EXERCISE INSTRUCTIONS: Make an exact copy of the entries below with the pictures removed.

┌─ LISTED ENTRIES

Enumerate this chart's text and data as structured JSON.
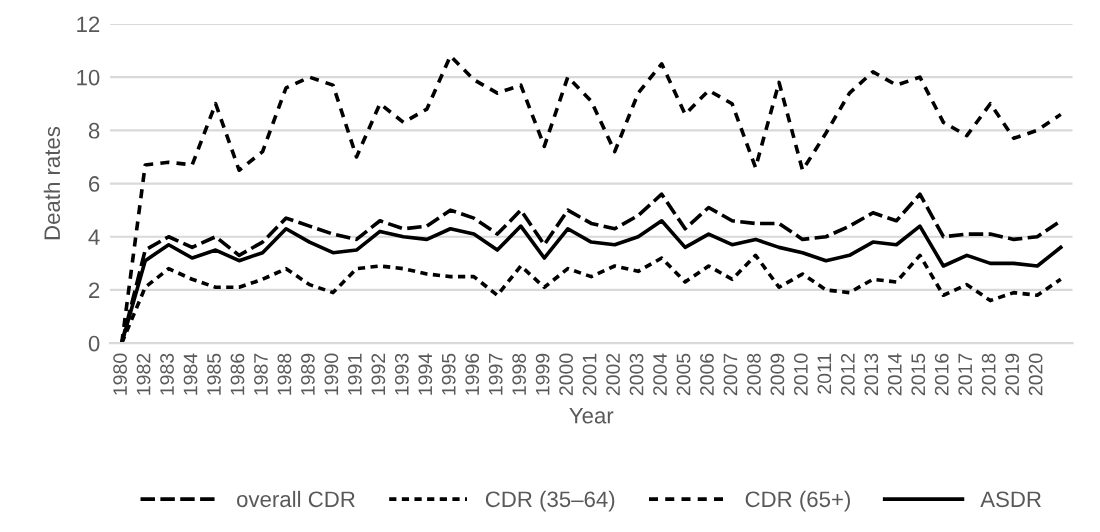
{
  "chart_data": {
    "type": "line",
    "xlabel": "Year",
    "ylabel": "Death rates",
    "categories": [
      "1980",
      "1982",
      "1983",
      "1984",
      "1985",
      "1986",
      "1987",
      "1988",
      "1989",
      "1990",
      "1991",
      "1992",
      "1993",
      "1994",
      "1995",
      "1996",
      "1997",
      "1998",
      "1999",
      "2000",
      "2001",
      "2002",
      "2003",
      "2004",
      "2005",
      "2006",
      "2007",
      "2008",
      "2009",
      "2010",
      "2011",
      "2012",
      "2013",
      "2014",
      "2015",
      "2016",
      "2017",
      "2018",
      "2019",
      "2020",
      null
    ],
    "series": [
      {
        "name": "overall CDR",
        "color": "#000000",
        "line_style": "dashed",
        "values": [
          0,
          3.5,
          4.0,
          3.6,
          4.0,
          3.3,
          3.8,
          4.7,
          4.4,
          4.1,
          3.9,
          4.6,
          4.3,
          4.4,
          5.0,
          4.7,
          4.1,
          5.0,
          3.7,
          5.0,
          4.5,
          4.3,
          4.8,
          5.6,
          4.3,
          5.1,
          4.6,
          4.5,
          4.5,
          3.9,
          4.0,
          4.4,
          4.9,
          4.6,
          5.6,
          4.0,
          4.1,
          4.1,
          3.9,
          4.0,
          4.6
        ]
      },
      {
        "name": "CDR (35–64)",
        "color": "#000000",
        "line_style": "dotted",
        "values": [
          0,
          2.1,
          2.8,
          2.4,
          2.1,
          2.1,
          2.4,
          2.8,
          2.2,
          1.9,
          2.8,
          2.9,
          2.8,
          2.6,
          2.5,
          2.5,
          1.8,
          2.9,
          2.1,
          2.8,
          2.5,
          2.9,
          2.7,
          3.2,
          2.3,
          2.9,
          2.4,
          3.3,
          2.1,
          2.6,
          2.0,
          1.9,
          2.4,
          2.3,
          3.3,
          1.8,
          2.2,
          1.6,
          1.9,
          1.8,
          2.4
        ]
      },
      {
        "name": "CDR (65+)",
        "color": "#000000",
        "line_style": "dashed",
        "values": [
          0,
          6.7,
          6.8,
          6.7,
          9.0,
          6.5,
          7.2,
          9.6,
          10.0,
          9.7,
          7.0,
          9.0,
          8.3,
          8.8,
          10.8,
          9.9,
          9.4,
          9.7,
          7.4,
          10.0,
          9.1,
          7.2,
          9.4,
          10.5,
          8.6,
          9.5,
          9.0,
          6.6,
          9.8,
          6.5,
          7.9,
          9.4,
          10.2,
          9.7,
          10.0,
          8.3,
          7.8,
          9.0,
          7.7,
          8.0,
          8.6
        ]
      },
      {
        "name": "ASDR",
        "color": "#000000",
        "line_style": "solid",
        "values": [
          0,
          3.1,
          3.7,
          3.2,
          3.5,
          3.1,
          3.4,
          4.3,
          3.8,
          3.4,
          3.5,
          4.2,
          4.0,
          3.9,
          4.3,
          4.1,
          3.5,
          4.4,
          3.2,
          4.3,
          3.8,
          3.7,
          4.0,
          4.6,
          3.6,
          4.1,
          3.7,
          3.9,
          3.6,
          3.4,
          3.1,
          3.3,
          3.8,
          3.7,
          4.4,
          2.9,
          3.3,
          3.0,
          3.0,
          2.9,
          3.6
        ]
      }
    ],
    "ylim": [
      0,
      12
    ],
    "yticks": [
      0,
      2,
      4,
      6,
      8,
      10,
      12
    ],
    "grid": "y",
    "legend": "bottom",
    "marker": "none"
  }
}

└─

EXERCISE SOLUTION:
Enumerate this chart's text and data as structured JSON.
{
  "chart_data": {
    "type": "line",
    "xlabel": "Year",
    "ylabel": "Death rates",
    "categories": [
      "1980",
      "1982",
      "1983",
      "1984",
      "1985",
      "1986",
      "1987",
      "1988",
      "1989",
      "1990",
      "1991",
      "1992",
      "1993",
      "1994",
      "1995",
      "1996",
      "1997",
      "1998",
      "1999",
      "2000",
      "2001",
      "2002",
      "2003",
      "2004",
      "2005",
      "2006",
      "2007",
      "2008",
      "2009",
      "2010",
      "2011",
      "2012",
      "2013",
      "2014",
      "2015",
      "2016",
      "2017",
      "2018",
      "2019",
      "2020",
      null
    ],
    "series": [
      {
        "name": "overall CDR",
        "color": "#000000",
        "line_style": "dashed",
        "values": [
          0,
          3.5,
          4.0,
          3.6,
          4.0,
          3.3,
          3.8,
          4.7,
          4.4,
          4.1,
          3.9,
          4.6,
          4.3,
          4.4,
          5.0,
          4.7,
          4.1,
          5.0,
          3.7,
          5.0,
          4.5,
          4.3,
          4.8,
          5.6,
          4.3,
          5.1,
          4.6,
          4.5,
          4.5,
          3.9,
          4.0,
          4.4,
          4.9,
          4.6,
          5.6,
          4.0,
          4.1,
          4.1,
          3.9,
          4.0,
          4.6
        ]
      },
      {
        "name": "CDR (35–64)",
        "color": "#000000",
        "line_style": "dotted",
        "values": [
          0,
          2.1,
          2.8,
          2.4,
          2.1,
          2.1,
          2.4,
          2.8,
          2.2,
          1.9,
          2.8,
          2.9,
          2.8,
          2.6,
          2.5,
          2.5,
          1.8,
          2.9,
          2.1,
          2.8,
          2.5,
          2.9,
          2.7,
          3.2,
          2.3,
          2.9,
          2.4,
          3.3,
          2.1,
          2.6,
          2.0,
          1.9,
          2.4,
          2.3,
          3.3,
          1.8,
          2.2,
          1.6,
          1.9,
          1.8,
          2.4
        ]
      },
      {
        "name": "CDR (65+)",
        "color": "#000000",
        "line_style": "dashed",
        "values": [
          0,
          6.7,
          6.8,
          6.7,
          9.0,
          6.5,
          7.2,
          9.6,
          10.0,
          9.7,
          7.0,
          9.0,
          8.3,
          8.8,
          10.8,
          9.9,
          9.4,
          9.7,
          7.4,
          10.0,
          9.1,
          7.2,
          9.4,
          10.5,
          8.6,
          9.5,
          9.0,
          6.6,
          9.8,
          6.5,
          7.9,
          9.4,
          10.2,
          9.7,
          10.0,
          8.3,
          7.8,
          9.0,
          7.7,
          8.0,
          8.6
        ]
      },
      {
        "name": "ASDR",
        "color": "#000000",
        "line_style": "solid",
        "values": [
          0,
          3.1,
          3.7,
          3.2,
          3.5,
          3.1,
          3.4,
          4.3,
          3.8,
          3.4,
          3.5,
          4.2,
          4.0,
          3.9,
          4.3,
          4.1,
          3.5,
          4.4,
          3.2,
          4.3,
          3.8,
          3.7,
          4.0,
          4.6,
          3.6,
          4.1,
          3.7,
          3.9,
          3.6,
          3.4,
          3.1,
          3.3,
          3.8,
          3.7,
          4.4,
          2.9,
          3.3,
          3.0,
          3.0,
          2.9,
          3.6
        ]
      }
    ],
    "ylim": [
      0,
      12
    ],
    "yticks": [
      0,
      2,
      4,
      6,
      8,
      10,
      12
    ],
    "grid": "y",
    "legend": "bottom",
    "marker": "none"
  }
}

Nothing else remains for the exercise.